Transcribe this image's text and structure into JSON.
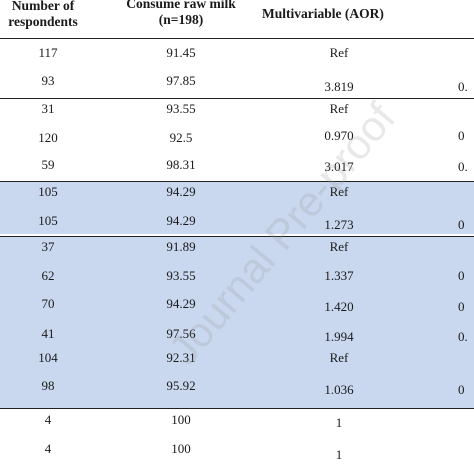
{
  "header": {
    "respondents": "Number of\nrespondents",
    "raw_milk": "Consume raw milk\n(n=198)",
    "aor": "Multivariable (AOR)"
  },
  "rows": [
    {
      "resp": "117",
      "milk": "91.45",
      "aor": "Ref",
      "extra": ""
    },
    {
      "resp": "93",
      "milk": "97.85",
      "aor": "3.819",
      "extra": "0."
    },
    {
      "resp": "31",
      "milk": "93.55",
      "aor": "Ref",
      "extra": ""
    },
    {
      "resp": "120",
      "milk": "92.5",
      "aor": "0.970",
      "extra": "0"
    },
    {
      "resp": "59",
      "milk": "98.31",
      "aor": "3.017",
      "extra": "0."
    },
    {
      "resp": "105",
      "milk": "94.29",
      "aor": "Ref",
      "extra": ""
    },
    {
      "resp": "105",
      "milk": "94.29",
      "aor": "1.273",
      "extra": "0"
    },
    {
      "resp": "37",
      "milk": "91.89",
      "aor": "Ref",
      "extra": ""
    },
    {
      "resp": "62",
      "milk": "93.55",
      "aor": "1.337",
      "extra": "0"
    },
    {
      "resp": "70",
      "milk": "94.29",
      "aor": "1.420",
      "extra": "0"
    },
    {
      "resp": "41",
      "milk": "97.56",
      "aor": "1.994",
      "extra": "0."
    },
    {
      "resp": "104",
      "milk": "92.31",
      "aor": "Ref",
      "extra": ""
    },
    {
      "resp": "98",
      "milk": "95.92",
      "aor": "1.036",
      "extra": "0"
    },
    {
      "resp": "4",
      "milk": "100",
      "aor": "1",
      "extra": ""
    },
    {
      "resp": "4",
      "milk": "100",
      "aor": "1",
      "extra": ""
    }
  ],
  "watermark": "Journal Pre-proof",
  "band_color": "#c9d8ef"
}
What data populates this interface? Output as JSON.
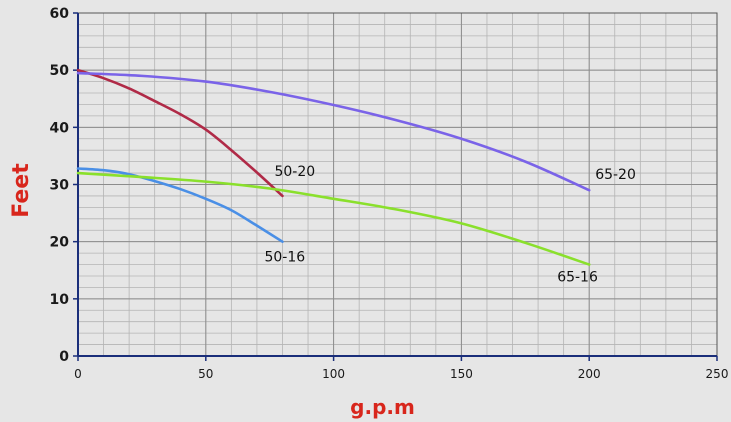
{
  "chart_data": {
    "type": "line",
    "xlabel": "g.p.m",
    "ylabel": "Feet",
    "xlim": [
      0,
      250
    ],
    "ylim": [
      0,
      60
    ],
    "x_major_ticks": [
      0,
      50,
      100,
      150,
      200,
      250
    ],
    "y_major_ticks": [
      0,
      10,
      20,
      30,
      40,
      50,
      60
    ],
    "x_minor_step": 10,
    "y_minor_step": 2,
    "grid": true,
    "legend": "none",
    "colors": {
      "background": "#e6e6e6",
      "grid": "#b4b4b4",
      "axis": "#1a2e7a",
      "axis_title": "#d8261c"
    },
    "series": [
      {
        "name": "50-20",
        "color": "#b02a47",
        "x": [
          0,
          10,
          20,
          30,
          40,
          50,
          60,
          70,
          80
        ],
        "y": [
          50,
          48.6,
          46.8,
          44.6,
          42.3,
          39.6,
          36.0,
          32.1,
          28.0
        ]
      },
      {
        "name": "50-16",
        "color": "#4a8fe6",
        "x": [
          0,
          10,
          20,
          30,
          40,
          50,
          60,
          70,
          80
        ],
        "y": [
          32.8,
          32.5,
          31.8,
          30.6,
          29.2,
          27.5,
          25.5,
          22.8,
          20.0
        ]
      },
      {
        "name": "65-20",
        "color": "#7a63e8",
        "x": [
          0,
          25,
          50,
          75,
          100,
          125,
          150,
          175,
          200
        ],
        "y": [
          49.5,
          49.0,
          48.0,
          46.2,
          43.9,
          41.2,
          38.0,
          34.0,
          29.0
        ]
      },
      {
        "name": "65-16",
        "color": "#8ae02c",
        "x": [
          0,
          25,
          50,
          75,
          100,
          125,
          150,
          175,
          200
        ],
        "y": [
          32.0,
          31.3,
          30.5,
          29.3,
          27.5,
          25.6,
          23.2,
          19.8,
          16.0
        ]
      }
    ]
  }
}
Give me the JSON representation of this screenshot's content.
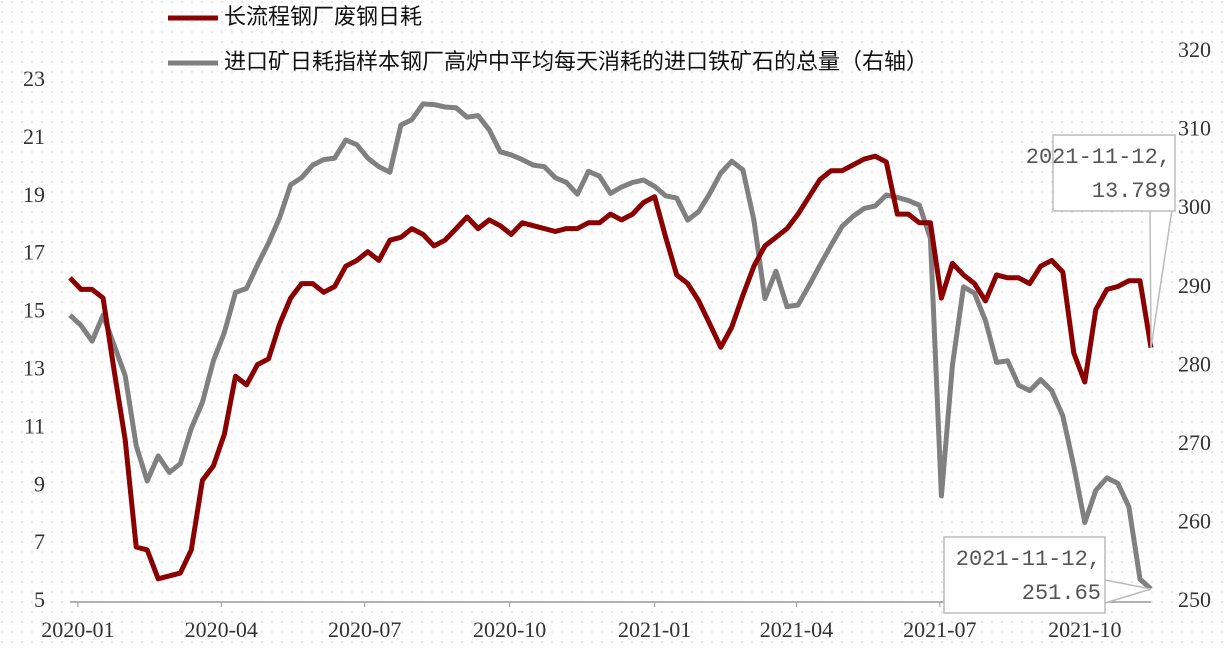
{
  "chart_data": {
    "type": "line",
    "x": [
      "2019-12-27",
      "2020-01-03",
      "2020-01-10",
      "2020-01-17",
      "2020-01-24",
      "2020-01-31",
      "2020-02-07",
      "2020-02-14",
      "2020-02-21",
      "2020-02-28",
      "2020-03-06",
      "2020-03-13",
      "2020-03-20",
      "2020-03-27",
      "2020-04-03",
      "2020-04-10",
      "2020-04-17",
      "2020-04-24",
      "2020-05-01",
      "2020-05-08",
      "2020-05-15",
      "2020-05-22",
      "2020-05-29",
      "2020-06-05",
      "2020-06-12",
      "2020-06-19",
      "2020-06-26",
      "2020-07-03",
      "2020-07-10",
      "2020-07-17",
      "2020-07-24",
      "2020-07-31",
      "2020-08-07",
      "2020-08-14",
      "2020-08-21",
      "2020-08-28",
      "2020-09-04",
      "2020-09-11",
      "2020-09-18",
      "2020-09-25",
      "2020-10-02",
      "2020-10-09",
      "2020-10-16",
      "2020-10-23",
      "2020-10-30",
      "2020-11-06",
      "2020-11-13",
      "2020-11-20",
      "2020-11-27",
      "2020-12-04",
      "2020-12-11",
      "2020-12-18",
      "2020-12-25",
      "2021-01-01",
      "2021-01-08",
      "2021-01-15",
      "2021-01-22",
      "2021-01-29",
      "2021-02-05",
      "2021-02-12",
      "2021-02-19",
      "2021-02-26",
      "2021-03-05",
      "2021-03-12",
      "2021-03-19",
      "2021-03-26",
      "2021-04-02",
      "2021-04-09",
      "2021-04-16",
      "2021-04-23",
      "2021-04-30",
      "2021-05-07",
      "2021-05-14",
      "2021-05-21",
      "2021-05-28",
      "2021-06-04",
      "2021-06-11",
      "2021-06-18",
      "2021-06-25",
      "2021-07-02",
      "2021-07-09",
      "2021-07-16",
      "2021-07-23",
      "2021-07-30",
      "2021-08-06",
      "2021-08-13",
      "2021-08-20",
      "2021-08-27",
      "2021-09-03",
      "2021-09-10",
      "2021-09-17",
      "2021-09-24",
      "2021-10-01",
      "2021-10-08",
      "2021-10-15",
      "2021-10-22",
      "2021-10-29",
      "2021-11-05",
      "2021-11-12"
    ],
    "series": [
      {
        "name": "长流程钢厂废钢日耗",
        "color": "#8b0000",
        "values": [
          16.2,
          15.8,
          15.8,
          15.5,
          13.0,
          10.6,
          6.9,
          6.8,
          5.8,
          5.9,
          6.0,
          6.8,
          9.2,
          9.7,
          10.8,
          12.8,
          12.5,
          13.2,
          13.4,
          14.6,
          15.5,
          16.0,
          16.0,
          15.7,
          15.9,
          16.6,
          16.8,
          17.1,
          16.8,
          17.5,
          17.6,
          17.9,
          17.7,
          17.3,
          17.5,
          17.9,
          18.3,
          17.9,
          18.2,
          18.0,
          17.7,
          18.1,
          18.0,
          17.9,
          17.8,
          17.9,
          17.9,
          18.1,
          18.1,
          18.4,
          18.2,
          18.4,
          18.8,
          19.0,
          17.6,
          16.3,
          16.0,
          15.4,
          14.6,
          13.8,
          14.5,
          15.6,
          16.6,
          17.3,
          17.6,
          17.9,
          18.4,
          19.0,
          19.6,
          19.9,
          19.9,
          20.1,
          20.3,
          20.4,
          20.2,
          18.4,
          18.4,
          18.1,
          18.1,
          15.5,
          16.7,
          16.3,
          16.0,
          15.4,
          16.3,
          16.2,
          16.2,
          16.0,
          16.6,
          16.8,
          16.4,
          13.6,
          12.6,
          15.1,
          15.8,
          15.9,
          16.1,
          16.1,
          13.789
        ]
      },
      {
        "name": "进口矿日耗指样本钢厂高炉中平均每天消耗的进口铁矿石的总量（右轴）",
        "color": "#808080",
        "axis": "y2",
        "values": [
          286.5,
          285.2,
          283.2,
          286.5,
          282.7,
          278.8,
          269.9,
          265.4,
          268.6,
          266.5,
          267.6,
          272.1,
          275.4,
          280.7,
          284.3,
          289.4,
          289.9,
          292.9,
          295.7,
          298.9,
          303.1,
          304.0,
          305.6,
          306.3,
          306.5,
          308.8,
          308.2,
          306.5,
          305.4,
          304.7,
          310.7,
          311.4,
          313.4,
          313.3,
          313.0,
          312.9,
          311.7,
          311.9,
          310.1,
          307.3,
          306.9,
          306.3,
          305.6,
          305.4,
          304.0,
          303.4,
          301.9,
          304.8,
          304.2,
          302.0,
          302.8,
          303.4,
          303.7,
          302.9,
          301.7,
          301.4,
          298.6,
          299.7,
          302.0,
          304.6,
          306.1,
          305.0,
          298.6,
          288.6,
          292.1,
          287.6,
          287.8,
          290.3,
          292.9,
          295.4,
          297.8,
          299.1,
          300.1,
          300.4,
          301.8,
          301.5,
          301.1,
          300.5,
          296.3,
          263.5,
          280.1,
          290.1,
          289.3,
          285.8,
          280.5,
          280.7,
          277.6,
          276.9,
          278.3,
          276.9,
          273.7,
          267.3,
          260.1,
          264.2,
          265.8,
          265.1,
          262.1,
          252.9,
          251.65
        ]
      }
    ],
    "xlim": [
      "2019-12-27",
      "2021-11-12"
    ],
    "xticks": [
      "2020-01",
      "2020-04",
      "2020-07",
      "2020-10",
      "2021-01",
      "2021-04",
      "2021-07",
      "2021-10"
    ],
    "ylim": [
      5,
      24
    ],
    "yticks": [
      5,
      7,
      9,
      11,
      13,
      15,
      17,
      19,
      21,
      23
    ],
    "y2lim": [
      250,
      320
    ],
    "y2ticks": [
      250,
      260,
      270,
      280,
      290,
      300,
      310,
      320
    ],
    "annotations": [
      [
        "2021-11-12,",
        "13.789"
      ],
      [
        "2021-11-12,",
        "251.65"
      ]
    ],
    "legend": "top-left"
  }
}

# Prompt
Return every line containing "JSON".

# Response
Transcribe this image's text and structure into JSON.
What data populates this interface? Output as JSON.
Give me the JSON representation of this screenshot's content.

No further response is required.